List every line in the items that contains the string "note", matching case exactly.
### Dataset records ###
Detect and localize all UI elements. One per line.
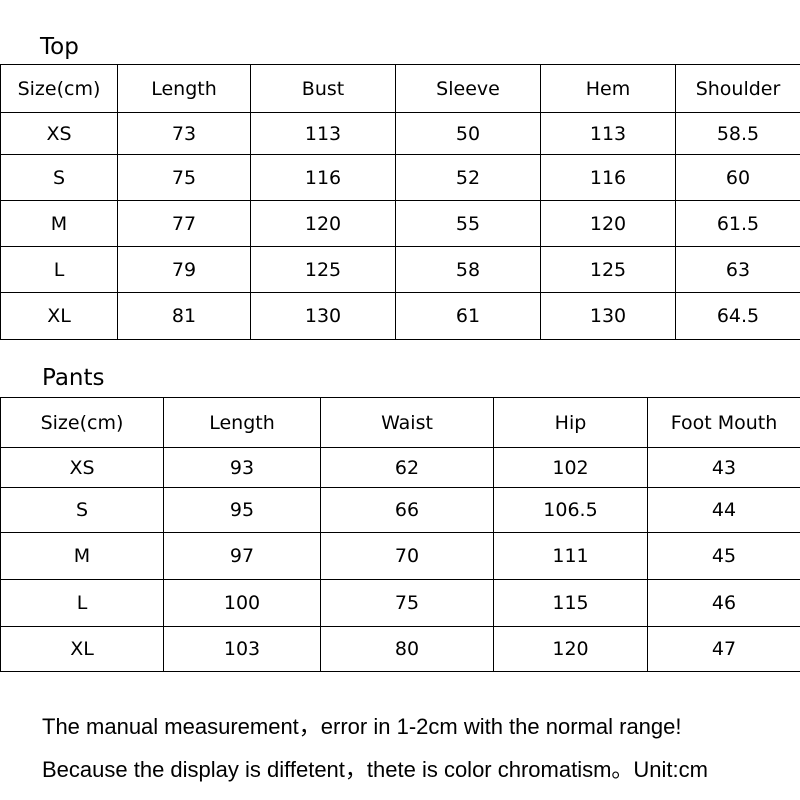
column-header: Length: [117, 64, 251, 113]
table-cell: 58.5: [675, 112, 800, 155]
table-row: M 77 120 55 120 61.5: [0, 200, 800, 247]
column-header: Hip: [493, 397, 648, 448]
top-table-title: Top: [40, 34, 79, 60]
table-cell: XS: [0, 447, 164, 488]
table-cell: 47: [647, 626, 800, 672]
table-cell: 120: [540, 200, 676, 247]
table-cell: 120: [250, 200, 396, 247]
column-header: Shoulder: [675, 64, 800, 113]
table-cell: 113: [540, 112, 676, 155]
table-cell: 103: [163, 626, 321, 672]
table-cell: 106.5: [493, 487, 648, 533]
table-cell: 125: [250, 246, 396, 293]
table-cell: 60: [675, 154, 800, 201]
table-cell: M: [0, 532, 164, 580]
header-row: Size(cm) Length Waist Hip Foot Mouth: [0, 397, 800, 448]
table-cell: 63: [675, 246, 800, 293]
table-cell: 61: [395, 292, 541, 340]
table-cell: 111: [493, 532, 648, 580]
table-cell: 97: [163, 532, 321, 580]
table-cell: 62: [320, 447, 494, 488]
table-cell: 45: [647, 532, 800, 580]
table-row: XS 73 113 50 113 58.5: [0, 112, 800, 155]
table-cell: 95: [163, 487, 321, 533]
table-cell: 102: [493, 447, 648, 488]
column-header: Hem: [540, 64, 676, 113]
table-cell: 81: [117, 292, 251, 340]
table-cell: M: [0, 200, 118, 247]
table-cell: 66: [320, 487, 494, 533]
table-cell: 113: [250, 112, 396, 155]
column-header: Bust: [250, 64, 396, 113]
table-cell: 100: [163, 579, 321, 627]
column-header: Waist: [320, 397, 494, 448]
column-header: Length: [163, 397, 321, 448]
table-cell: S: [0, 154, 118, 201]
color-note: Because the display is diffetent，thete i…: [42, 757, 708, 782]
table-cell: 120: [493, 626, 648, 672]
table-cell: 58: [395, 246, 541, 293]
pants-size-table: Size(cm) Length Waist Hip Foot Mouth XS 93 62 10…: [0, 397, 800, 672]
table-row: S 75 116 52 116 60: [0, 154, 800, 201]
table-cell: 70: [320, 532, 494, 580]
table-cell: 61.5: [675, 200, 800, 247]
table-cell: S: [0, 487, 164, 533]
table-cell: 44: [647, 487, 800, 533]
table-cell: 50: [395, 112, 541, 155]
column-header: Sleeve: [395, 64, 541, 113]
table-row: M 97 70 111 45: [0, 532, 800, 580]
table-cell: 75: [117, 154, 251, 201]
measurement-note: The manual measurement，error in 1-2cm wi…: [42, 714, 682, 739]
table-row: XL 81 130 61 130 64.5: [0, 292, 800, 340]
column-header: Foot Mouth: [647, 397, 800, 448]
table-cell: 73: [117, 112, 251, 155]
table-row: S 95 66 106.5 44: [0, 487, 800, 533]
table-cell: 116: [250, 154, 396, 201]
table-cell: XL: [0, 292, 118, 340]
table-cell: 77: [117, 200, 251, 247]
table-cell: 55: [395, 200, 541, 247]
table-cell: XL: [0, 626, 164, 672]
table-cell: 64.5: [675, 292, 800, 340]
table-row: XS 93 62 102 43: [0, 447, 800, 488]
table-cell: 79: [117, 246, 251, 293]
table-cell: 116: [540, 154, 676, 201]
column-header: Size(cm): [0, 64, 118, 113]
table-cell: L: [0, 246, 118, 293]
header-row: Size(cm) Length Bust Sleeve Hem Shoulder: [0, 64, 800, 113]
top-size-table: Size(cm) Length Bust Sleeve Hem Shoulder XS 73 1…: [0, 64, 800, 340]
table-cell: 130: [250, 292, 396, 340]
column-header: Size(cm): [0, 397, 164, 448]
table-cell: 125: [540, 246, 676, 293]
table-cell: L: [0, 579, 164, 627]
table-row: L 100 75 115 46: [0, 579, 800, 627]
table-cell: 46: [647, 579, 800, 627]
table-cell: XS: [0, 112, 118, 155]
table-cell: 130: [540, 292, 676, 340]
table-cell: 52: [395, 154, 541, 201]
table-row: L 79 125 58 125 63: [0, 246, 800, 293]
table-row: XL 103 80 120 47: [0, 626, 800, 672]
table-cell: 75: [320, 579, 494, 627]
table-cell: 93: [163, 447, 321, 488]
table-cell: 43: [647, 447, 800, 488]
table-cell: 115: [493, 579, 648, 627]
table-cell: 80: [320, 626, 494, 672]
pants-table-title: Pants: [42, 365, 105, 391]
###
### Dataset records ###
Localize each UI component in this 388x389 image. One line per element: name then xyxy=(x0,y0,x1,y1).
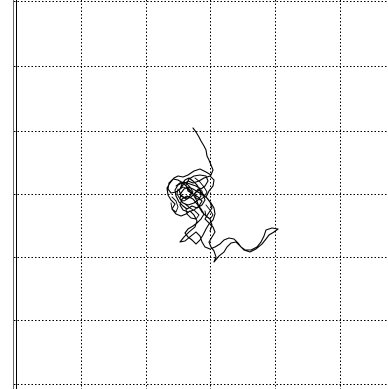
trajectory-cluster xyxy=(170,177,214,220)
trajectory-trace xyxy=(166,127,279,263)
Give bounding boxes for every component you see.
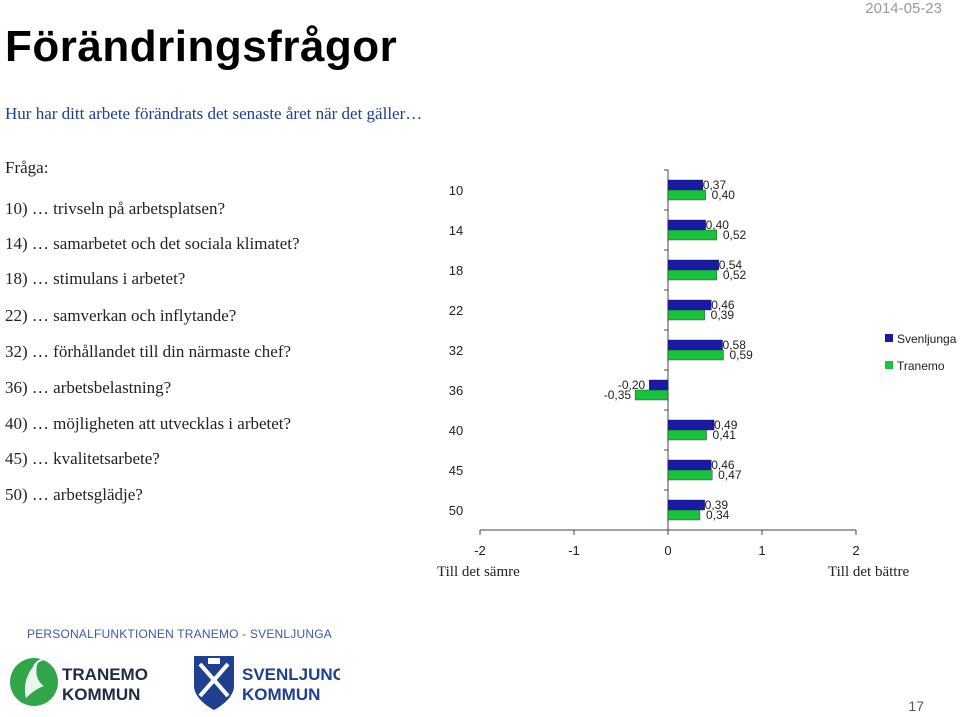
###
## Response
color-note: Because the display is diffetent，thete i…: [42, 757, 708, 782]
measurement-note: The manual measurement，error in 1-2cm wi…: [42, 714, 682, 739]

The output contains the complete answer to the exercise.